[Stated problem] Which lines below hold the word "Sprechmaschinenhändler"? Copy all of them.

— Start —

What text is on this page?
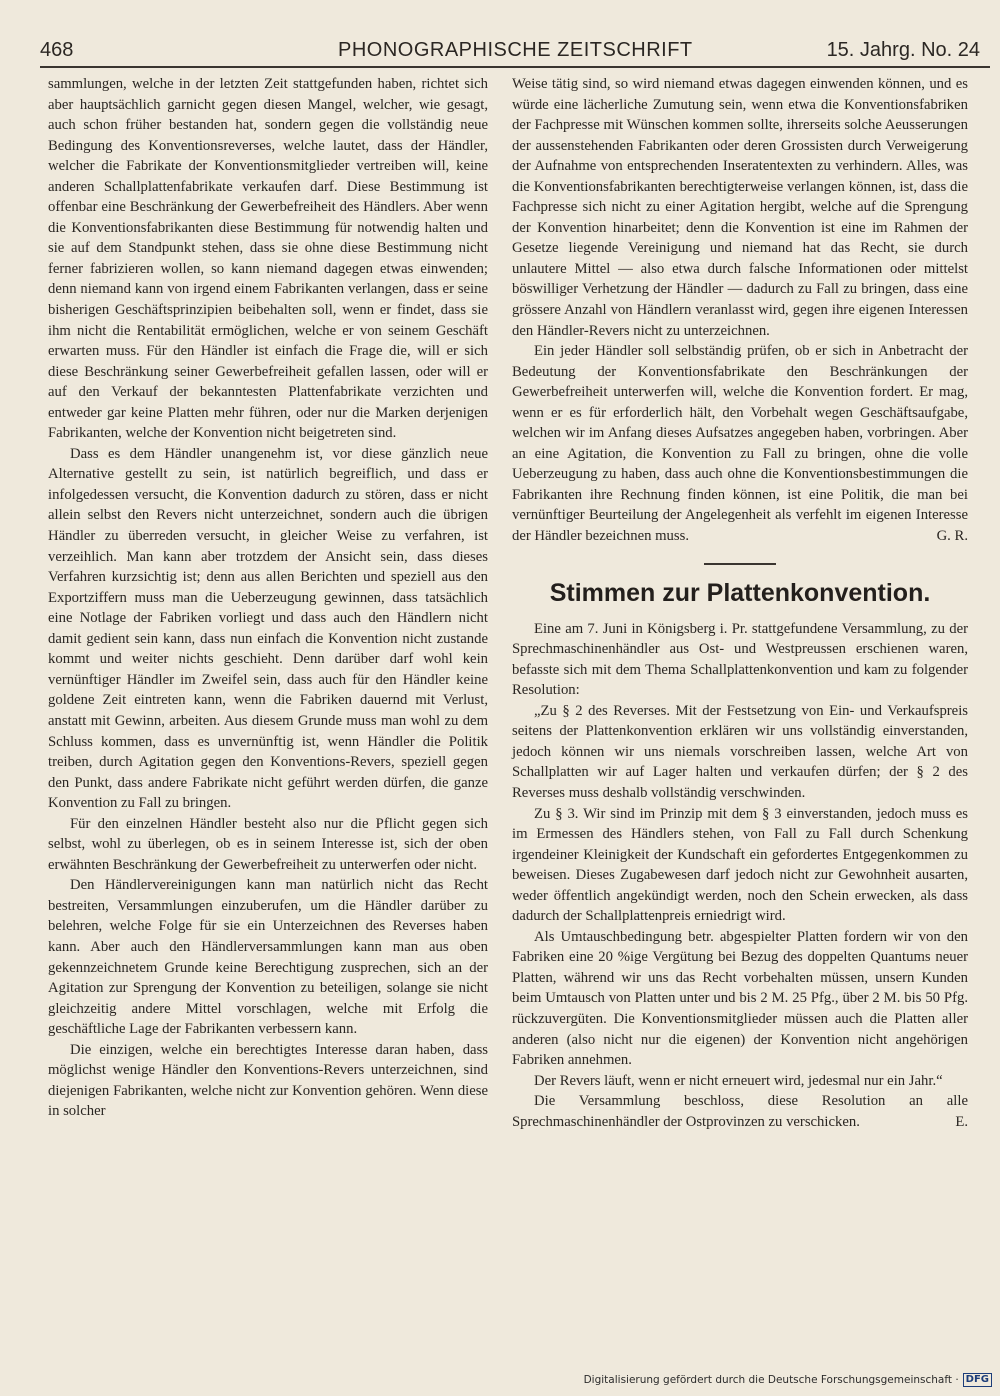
468	PHONOGRAPHISCHE ZEITSCHRIFT	15. Jahrg. No. 24

sammlungen, welche in der letzten Zeit stattgefunden haben, richtet sich aber hauptsächlich garnicht gegen diesen Mangel, welcher, wie gesagt, auch schon früher bestanden hat, sondern gegen die vollständig neue Bedingung des Konventionsreverses, welche lautet, dass der Händler, welcher die Fabrikate der Konventionsmitglieder vertreiben will, keine anderen Schallplattenfabrikate verkaufen darf. Diese Bestimmung ist offenbar eine Beschränkung der Gewerbefreiheit des Händlers. Aber wenn die Konventionsfabrikanten diese Bestimmung für notwendig halten und sie auf dem Standpunkt stehen, dass sie ohne diese Bestimmung nicht ferner fabrizieren wollen, so kann niemand dagegen etwas einwenden; denn niemand kann von irgend einem Fabrikanten verlangen, dass er seine bisherigen Geschäftsprinzipien beibehalten soll, wenn er findet, dass sie ihm nicht die Rentabilität ermöglichen, welche er von seinem Geschäft erwarten muss. Für den Händler ist einfach die Frage die, will er sich diese Beschränkung seiner Gewerbefreiheit gefallen lassen, oder will er auf den Verkauf der bekanntesten Plattenfabrikate verzichten und entweder gar keine Platten mehr führen, oder nur die Marken derjenigen Fabrikanten, welche der Konvention nicht beigetreten sind.

Dass es dem Händler unangenehm ist, vor diese gänzlich neue Alternative gestellt zu sein, ist natürlich begreiflich, und dass er infolgedessen versucht, die Konvention dadurch zu stören, dass er nicht allein selbst den Revers nicht unterzeichnet, sondern auch die übrigen Händler zu überreden versucht, in gleicher Weise zu verfahren, ist verzeihlich. Man kann aber trotzdem der Ansicht sein, dass dieses Verfahren kurzsichtig ist; denn aus allen Berichten und speziell aus den Exportziffern muss man die Ueberzeugung gewinnen, dass tatsächlich eine Notlage der Fabriken vorliegt und dass auch den Händlern nicht damit gedient sein kann, dass nun einfach die Konvention nicht zustande kommt und weiter nichts geschieht. Denn darüber darf wohl kein vernünftiger Händler im Zweifel sein, dass auch für den Händler keine goldene Zeit eintreten kann, wenn die Fabriken dauernd mit Verlust, anstatt mit Gewinn, arbeiten. Aus diesem Grunde muss man wohl zu dem Schluss kommen, dass es unvernünftig ist, wenn Händler die Politik treiben, durch Agitation gegen den Konventions-Revers, speziell gegen den Punkt, dass andere Fabrikate nicht geführt werden dürfen, die ganze Konvention zu Fall zu bringen.

Für den einzelnen Händler besteht also nur die Pflicht gegen sich selbst, wohl zu überlegen, ob es in seinem Interesse ist, sich der oben erwähnten Beschränkung der Gewerbefreiheit zu unterwerfen oder nicht.

Den Händlervereinigungen kann man natürlich nicht das Recht bestreiten, Versammlungen einzuberufen, um die Händler darüber zu belehren, welche Folge für sie ein Unterzeichnen des Reverses haben kann. Aber auch den Händlerversammlungen kann man aus oben gekennzeichnetem Grunde keine Berechtigung zusprechen, sich an der Agitation zur Sprengung der Konvention zu beteiligen, solange sie nicht gleichzeitig andere Mittel vorschlagen, welche mit Erfolg die geschäftliche Lage der Fabrikanten verbessern kann.

Die einzigen, welche ein berechtigtes Interesse daran haben, dass möglichst wenige Händler den Konventions-Revers unterzeichnen, sind diejenigen Fabrikanten, welche nicht zur Konvention gehören. Wenn diese in solcher

Weise tätig sind, so wird niemand etwas dagegen einwenden können, und es würde eine lächerliche Zumutung sein, wenn etwa die Konventionsfabriken der Fachpresse mit Wünschen kommen sollte, ihrerseits solche Aeusserungen der aussenstehenden Fabrikanten oder deren Grossisten durch Verweigerung der Aufnahme von entsprechenden Inseratentexten zu verhindern. Alles, was die Konventionsfabrikanten berechtigterweise verlangen können, ist, dass die Fachpresse sich nicht zu einer Agitation hergibt, welche auf die Sprengung der Konvention hinarbeitet; denn die Konvention ist eine im Rahmen der Gesetze liegende Vereinigung und niemand hat das Recht, sie durch unlautere Mittel — also etwa durch falsche Informationen oder mittelst böswilliger Verhetzung der Händler — dadurch zu Fall zu bringen, dass eine grössere Anzahl von Händlern veranlasst wird, gegen ihre eigenen Interessen den Händler-Revers nicht zu unterzeichnen.

Ein jeder Händler soll selbständig prüfen, ob er sich in Anbetracht der Bedeutung der Konventionsfabrikate den Beschränkungen der Gewerbefreiheit unterwerfen will, welche die Konvention fordert. Er mag, wenn er es für erforderlich hält, den Vorbehalt wegen Geschäftsaufgabe, welchen wir im Anfang dieses Aufsatzes angegeben haben, vorbringen. Aber an eine Agitation, die Konvention zu Fall zu bringen, ohne die volle Ueberzeugung zu haben, dass auch ohne die Konventionsbestimmungen die Fabrikanten ihre Rechnung finden können, ist eine Politik, die man bei vernünftiger Beurteilung der Angelegenheit als verfehlt im eigenen Interesse der Händler bezeichnen muss.	G. R.

Stimmen zur Plattenkonvention.

Eine am 7. Juni in Königsberg i. Pr. stattgefundene Versammlung, zu der Sprechmaschinenhändler aus Ost- und Westpreussen erschienen waren, befasste sich mit dem Thema Schallplattenkonvention und kam zu folgender Resolution:

„Zu § 2 des Reverses. Mit der Festsetzung von Ein- und Verkaufspreis seitens der Plattenkonvention erklären wir uns vollständig einverstanden, jedoch können wir uns niemals vorschreiben lassen, welche Art von Schallplatten wir auf Lager halten und verkaufen dürfen; der § 2 des Reverses muss deshalb vollständig verschwinden.

Zu § 3. Wir sind im Prinzip mit dem § 3 einverstanden, jedoch muss es im Ermessen des Händlers stehen, von Fall zu Fall durch Schenkung irgendeiner Kleinigkeit der Kundschaft ein gefordertes Entgegenkommen zu beweisen. Dieses Zugabewesen darf jedoch nicht zur Gewohnheit ausarten, weder öffentlich angekündigt werden, noch den Schein erwecken, als dass dadurch der Schallplattenpreis erniedrigt wird.

Als Umtauschbedingung betr. abgespielter Platten fordern wir von den Fabriken eine 20 %ige Vergütung bei Bezug des doppelten Quantums neuer Platten, während wir uns das Recht vorbehalten müssen, unsern Kunden beim Umtausch von Platten unter und bis 2 M. 25 Pfg., über 2 M. bis 50 Pfg. rückzuvergüten. Die Konventionsmitglieder müssen auch die Platten aller anderen (also nicht nur die eigenen) der Konvention nicht angehörigen Fabriken annehmen.

Der Revers läuft, wenn er nicht erneuert wird, jedesmal nur ein Jahr.“

Die Versammlung beschloss, diese Resolution an alle Sprechmaschinenhändler der Ostprovinzen zu verschicken.	E.

Digitalisierung gefördert durch die Deutsche Forschungsgemeinschaft · DFG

— End —

[Exercise result]
Eine am 7. Juni in Königsberg i. Pr. stattgefundene Versammlung, zu der Sprechmaschinenhändler aus Ost- und Westpreussen erschienen waren, befasste sich mit dem Thema Schallplattenkonvention und kam zu folgender Resolution:
Die Versammlung beschloss, diese Resolution an alle Sprechmaschinenhändler der Ostprovinzen zu verschicken.	E.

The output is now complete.